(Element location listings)
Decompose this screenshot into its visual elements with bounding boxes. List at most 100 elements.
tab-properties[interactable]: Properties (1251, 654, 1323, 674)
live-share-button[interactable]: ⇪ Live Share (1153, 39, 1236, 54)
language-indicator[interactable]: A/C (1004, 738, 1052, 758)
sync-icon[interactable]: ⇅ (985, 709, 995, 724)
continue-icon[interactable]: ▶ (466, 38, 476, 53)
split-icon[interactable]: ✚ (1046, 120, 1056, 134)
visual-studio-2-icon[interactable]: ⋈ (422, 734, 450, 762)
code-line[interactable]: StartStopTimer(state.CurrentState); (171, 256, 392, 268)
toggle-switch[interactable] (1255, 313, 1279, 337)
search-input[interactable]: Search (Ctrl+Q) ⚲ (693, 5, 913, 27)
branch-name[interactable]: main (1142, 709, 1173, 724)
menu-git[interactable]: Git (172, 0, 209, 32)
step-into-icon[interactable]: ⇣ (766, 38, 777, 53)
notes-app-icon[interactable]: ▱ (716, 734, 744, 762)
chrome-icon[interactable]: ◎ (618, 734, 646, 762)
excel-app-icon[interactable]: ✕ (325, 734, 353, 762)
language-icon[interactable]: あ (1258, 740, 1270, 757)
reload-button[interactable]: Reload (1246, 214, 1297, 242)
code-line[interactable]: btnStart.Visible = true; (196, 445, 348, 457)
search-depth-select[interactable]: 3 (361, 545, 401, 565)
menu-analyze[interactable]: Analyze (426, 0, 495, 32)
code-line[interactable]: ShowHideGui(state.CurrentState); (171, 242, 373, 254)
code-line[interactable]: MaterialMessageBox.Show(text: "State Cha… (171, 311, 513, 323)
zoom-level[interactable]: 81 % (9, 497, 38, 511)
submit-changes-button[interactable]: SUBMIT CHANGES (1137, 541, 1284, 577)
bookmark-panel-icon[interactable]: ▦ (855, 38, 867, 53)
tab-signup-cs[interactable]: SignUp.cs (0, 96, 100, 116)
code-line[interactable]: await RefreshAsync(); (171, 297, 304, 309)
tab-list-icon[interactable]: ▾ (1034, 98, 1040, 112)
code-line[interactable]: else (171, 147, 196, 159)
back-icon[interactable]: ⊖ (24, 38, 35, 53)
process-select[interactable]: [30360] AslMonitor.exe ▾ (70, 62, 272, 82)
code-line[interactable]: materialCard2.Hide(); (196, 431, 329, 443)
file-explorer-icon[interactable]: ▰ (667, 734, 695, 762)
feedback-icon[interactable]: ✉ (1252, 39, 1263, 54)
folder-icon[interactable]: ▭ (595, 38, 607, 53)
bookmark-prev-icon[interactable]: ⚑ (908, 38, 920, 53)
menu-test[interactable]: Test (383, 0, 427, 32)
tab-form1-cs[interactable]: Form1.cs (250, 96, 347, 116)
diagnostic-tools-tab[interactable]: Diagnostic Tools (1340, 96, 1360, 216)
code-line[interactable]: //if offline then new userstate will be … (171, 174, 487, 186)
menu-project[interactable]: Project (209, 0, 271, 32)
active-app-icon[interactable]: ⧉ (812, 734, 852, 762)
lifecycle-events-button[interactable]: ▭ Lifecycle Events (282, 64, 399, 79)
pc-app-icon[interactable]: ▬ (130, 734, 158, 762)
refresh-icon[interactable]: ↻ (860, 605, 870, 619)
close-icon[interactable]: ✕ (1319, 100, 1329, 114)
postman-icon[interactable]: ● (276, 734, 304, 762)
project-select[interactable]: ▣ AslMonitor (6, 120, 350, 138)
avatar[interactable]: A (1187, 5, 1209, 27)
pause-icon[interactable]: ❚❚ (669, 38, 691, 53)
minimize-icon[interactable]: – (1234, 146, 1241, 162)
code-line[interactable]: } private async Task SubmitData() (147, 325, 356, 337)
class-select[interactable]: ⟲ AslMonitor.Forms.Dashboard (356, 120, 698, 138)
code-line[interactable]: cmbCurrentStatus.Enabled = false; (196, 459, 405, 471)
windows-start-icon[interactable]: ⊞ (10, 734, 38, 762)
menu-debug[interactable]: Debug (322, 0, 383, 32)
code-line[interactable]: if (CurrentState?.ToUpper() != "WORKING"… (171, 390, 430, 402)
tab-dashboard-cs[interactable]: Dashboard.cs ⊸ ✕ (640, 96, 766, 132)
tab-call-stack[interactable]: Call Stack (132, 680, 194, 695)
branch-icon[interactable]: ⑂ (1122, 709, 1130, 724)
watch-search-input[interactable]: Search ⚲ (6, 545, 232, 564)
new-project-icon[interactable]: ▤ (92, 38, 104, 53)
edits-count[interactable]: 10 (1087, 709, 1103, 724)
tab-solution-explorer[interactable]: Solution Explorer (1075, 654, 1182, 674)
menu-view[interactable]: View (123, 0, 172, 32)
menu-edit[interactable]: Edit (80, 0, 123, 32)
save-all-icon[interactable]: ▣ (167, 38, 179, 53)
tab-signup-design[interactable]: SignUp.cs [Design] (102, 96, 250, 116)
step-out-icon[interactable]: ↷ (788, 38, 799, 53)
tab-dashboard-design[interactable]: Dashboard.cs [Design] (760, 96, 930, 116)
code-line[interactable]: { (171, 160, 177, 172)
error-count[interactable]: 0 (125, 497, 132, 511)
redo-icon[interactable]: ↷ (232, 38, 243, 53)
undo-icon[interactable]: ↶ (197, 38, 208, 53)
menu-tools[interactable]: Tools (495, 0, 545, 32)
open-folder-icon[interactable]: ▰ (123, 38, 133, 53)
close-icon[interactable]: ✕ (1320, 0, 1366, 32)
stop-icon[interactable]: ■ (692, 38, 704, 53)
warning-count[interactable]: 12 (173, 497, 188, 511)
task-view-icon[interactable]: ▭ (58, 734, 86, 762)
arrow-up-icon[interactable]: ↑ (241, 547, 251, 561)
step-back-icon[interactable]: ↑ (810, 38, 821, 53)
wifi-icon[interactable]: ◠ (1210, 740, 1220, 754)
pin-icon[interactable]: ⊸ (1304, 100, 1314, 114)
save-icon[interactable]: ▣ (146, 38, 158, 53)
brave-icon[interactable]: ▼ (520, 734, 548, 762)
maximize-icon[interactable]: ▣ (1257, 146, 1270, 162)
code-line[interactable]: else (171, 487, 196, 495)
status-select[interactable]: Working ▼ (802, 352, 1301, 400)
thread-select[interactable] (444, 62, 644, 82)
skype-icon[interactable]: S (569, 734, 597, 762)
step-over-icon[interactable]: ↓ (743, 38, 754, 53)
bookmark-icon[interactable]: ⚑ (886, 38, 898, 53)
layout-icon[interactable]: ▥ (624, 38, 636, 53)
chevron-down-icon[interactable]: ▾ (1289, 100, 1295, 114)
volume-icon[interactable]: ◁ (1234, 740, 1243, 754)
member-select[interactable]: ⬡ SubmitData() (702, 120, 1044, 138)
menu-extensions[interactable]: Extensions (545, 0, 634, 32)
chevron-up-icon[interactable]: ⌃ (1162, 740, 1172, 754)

● **To be done**
Can you output the lines of the records as a JSON list of strings, one string per line, with blank lines omitted?

● **Written solution**
[
  "Decompose this screenshot into its visual elements with bounding boxes. List at most 100 elements.",
  "tab-properties[interactable]: Properties (1251, 654, 1323, 674)",
  "live-share-button[interactable]: ⇪ Live Share (1153, 39, 1236, 54)",
  "language-indicator[interactable]: A/C (1004, 738, 1052, 758)",
  "sync-icon[interactable]: ⇅ (985, 709, 995, 724)",
  "continue-icon[interactable]: ▶ (466, 38, 476, 53)",
  "split-icon[interactable]: ✚ (1046, 120, 1056, 134)",
  "visual-studio-2-icon[interactable]: ⋈ (422, 734, 450, 762)",
  "code-line[interactable]: StartStopTimer(state.CurrentState); (171, 256, 392, 268)",
  "toggle-switch[interactable] (1255, 313, 1279, 337)",
  "search-input[interactable]: Search (Ctrl+Q) ⚲ (693, 5, 913, 27)",
  "branch-name[interactable]: main (1142, 709, 1173, 724)",
  "menu-git[interactable]: Git (172, 0, 209, 32)",
  "step-into-icon[interactable]: ⇣ (766, 38, 777, 53)",
  "notes-app-icon[interactable]: ▱ (716, 734, 744, 762)",
  "chrome-icon[interactable]: ◎ (618, 734, 646, 762)",
  "excel-app-icon[interactable]: ✕ (325, 734, 353, 762)",
  "language-icon[interactable]: あ (1258, 740, 1270, 757)",
  "reload-button[interactable]: Reload (1246, 214, 1297, 242)",
  "code-line[interactable]: btnStart.Visible = true; (196, 445, 348, 457)",
  "search-depth-select[interactable]: 3 (361, 545, 401, 565)",
  "menu-analyze[interactable]: Analyze (426, 0, 495, 32)",
  "code-line[interactable]: ShowHideGui(state.CurrentState); (171, 242, 373, 254)",
  "code-line[interactable]: MaterialMessageBox.Show(text: \"State Cha… (171, 311, 513, 323)",
  "zoom-level[interactable]: 81 % (9, 497, 38, 511)",
  "submit-changes-button[interactable]: SUBMIT CHANGES (1137, 541, 1284, 577)",
  "bookmark-panel-icon[interactable]: ▦ (855, 38, 867, 53)",
  "tab-signup-cs[interactable]: SignUp.cs (0, 96, 100, 116)",
  "code-line[interactable]: await RefreshAsync(); (171, 297, 304, 309)",
  "tab-list-icon[interactable]: ▾ (1034, 98, 1040, 112)",
  "code-line[interactable]: else (171, 147, 196, 159)",
  "back-icon[interactable]: ⊖ (24, 38, 35, 53)",
  "process-select[interactable]: [30360] AslMonitor.exe ▾ (70, 62, 272, 82)",
  "code-line[interactable]: materialCard2.Hide(); (196, 431, 329, 443)",
  "file-explorer-icon[interactable]: ▰ (667, 734, 695, 762)",
  "feedback-icon[interactable]: ✉ (1252, 39, 1263, 54)",
  "folder-icon[interactable]: ▭ (595, 38, 607, 53)",
  "bookmark-prev-icon[interactable]: ⚑ (908, 38, 920, 53)",
  "menu-test[interactable]: Test (383, 0, 427, 32)",
  "tab-form1-cs[interactable]: Form1.cs (250, 96, 347, 116)",
  "diagnostic-tools-tab[interactable]: Diagnostic Tools (1340, 96, 1360, 216)",
  "code-line[interactable]: //if offline then new userstate will be … (171, 174, 487, 186)",
  "menu-project[interactable]: Project (209, 0, 271, 32)",
  "active-app-icon[interactable]: ⧉ (812, 734, 852, 762)",
  "lifecycle-events-button[interactable]: ▭ Lifecycle Events (282, 64, 399, 79)",
  "pc-app-icon[interactable]: ▬ (130, 734, 158, 762)",
  "refresh-icon[interactable]: ↻ (860, 605, 870, 619)",
  "close-icon[interactable]: ✕ (1319, 100, 1329, 114)",
  "postman-icon[interactable]: ● (276, 734, 304, 762)",
  "project-select[interactable]: ▣ AslMonitor (6, 120, 350, 138)",
  "avatar[interactable]: A (1187, 5, 1209, 27)",
  "pause-icon[interactable]: ❚❚ (669, 38, 691, 53)",
  "minimize-icon[interactable]: – (1234, 146, 1241, 162)",
  "code-line[interactable]: } private async Task SubmitData() (147, 325, 356, 337)",
  "class-select[interactable]: ⟲ AslMonitor.Forms.Dashboard (356, 120, 698, 138)",
  "code-line[interactable]: cmbCurrentStatus.Enabled = false; (196, 459, 405, 471)",
  "windows-start-icon[interactable]: ⊞ (10, 734, 38, 762)",
  "menu-debug[interactable]: Debug (322, 0, 383, 32)",
  "code-line[interactable]: if (CurrentState?.ToUpper() != \"WORKING\"… (171, 390, 430, 402)",
  "tab-dashboard-cs[interactable]: Dashboard.cs ⊸ ✕ (640, 96, 766, 132)",
  "tab-call-stack[interactable]: Call Stack (132, 680, 194, 695)",
  "branch-icon[interactable]: ⑂ (1122, 709, 1130, 724)",
  "watch-search-input[interactable]: Search ⚲ (6, 545, 232, 564)",
  "new-project-icon[interactable]: ▤ (92, 38, 104, 53)",
  "edits-count[interactable]: 10 (1087, 709, 1103, 724)",
  "tab-solution-explorer[interactable]: Solution Explorer (1075, 654, 1182, 674)",
  "menu-view[interactable]: View (123, 0, 172, 32)",
  "menu-edit[interactable]: Edit (80, 0, 123, 32)",
  "save-all-icon[interactable]: ▣ (167, 38, 179, 53)",
  "tab-signup-design[interactable]: SignUp.cs [Design] (102, 96, 250, 116)",
  "step-out-icon[interactable]: ↷ (788, 38, 799, 53)",
  "tab-dashboard-design[interactable]: Dashboard.cs [Design] (760, 96, 930, 116)",
  "code-line[interactable]: { (171, 160, 177, 172)",
  "error-count[interactable]: 0 (125, 497, 132, 511)",
  "redo-icon[interactable]: ↷ (232, 38, 243, 53)",
  "undo-icon[interactable]: ↶ (197, 38, 208, 53)",
  "menu-tools[interactable]: Tools (495, 0, 545, 32)",
  "open-folder-icon[interactable]: ▰ (123, 38, 133, 53)",
  "close-icon[interactable]: ✕ (1320, 0, 1366, 32)",
  "stop-icon[interactable]: ■ (692, 38, 704, 53)",
  "warning-count[interactable]: 12 (173, 497, 188, 511)",
  "task-view-icon[interactable]: ▭ (58, 734, 86, 762)",
  "arrow-up-icon[interactable]: ↑ (241, 547, 251, 561)",
  "step-back-icon[interactable]: ↑ (810, 38, 821, 53)",
  "wifi-icon[interactable]: ◠ (1210, 740, 1220, 754)",
  "pin-icon[interactable]: ⊸ (1304, 100, 1314, 114)",
  "save-icon[interactable]: ▣ (146, 38, 158, 53)",
  "brave-icon[interactable]: ▼ (520, 734, 548, 762)",
  "maximize-icon[interactable]: ▣ (1257, 146, 1270, 162)",
  "code-line[interactable]: else (171, 487, 196, 495)",
  "status-select[interactable]: Working ▼ (802, 352, 1301, 400)",
  "thread-select[interactable] (444, 62, 644, 82)",
  "skype-icon[interactable]: S (569, 734, 597, 762)",
  "step-over-icon[interactable]: ↓ (743, 38, 754, 53)",
  "bookmark-icon[interactable]: ⚑ (886, 38, 898, 53)",
  "layout-icon[interactable]: ▥ (624, 38, 636, 53)",
  "chevron-down-icon[interactable]: ▾ (1289, 100, 1295, 114)",
  "volume-icon[interactable]: ◁ (1234, 740, 1243, 754)",
  "member-select[interactable]: ⬡ SubmitData() (702, 120, 1044, 138)",
  "menu-extensions[interactable]: Extensions (545, 0, 634, 32)",
  "chevron-up-icon[interactable]: ⌃ (1162, 740, 1172, 754)"
]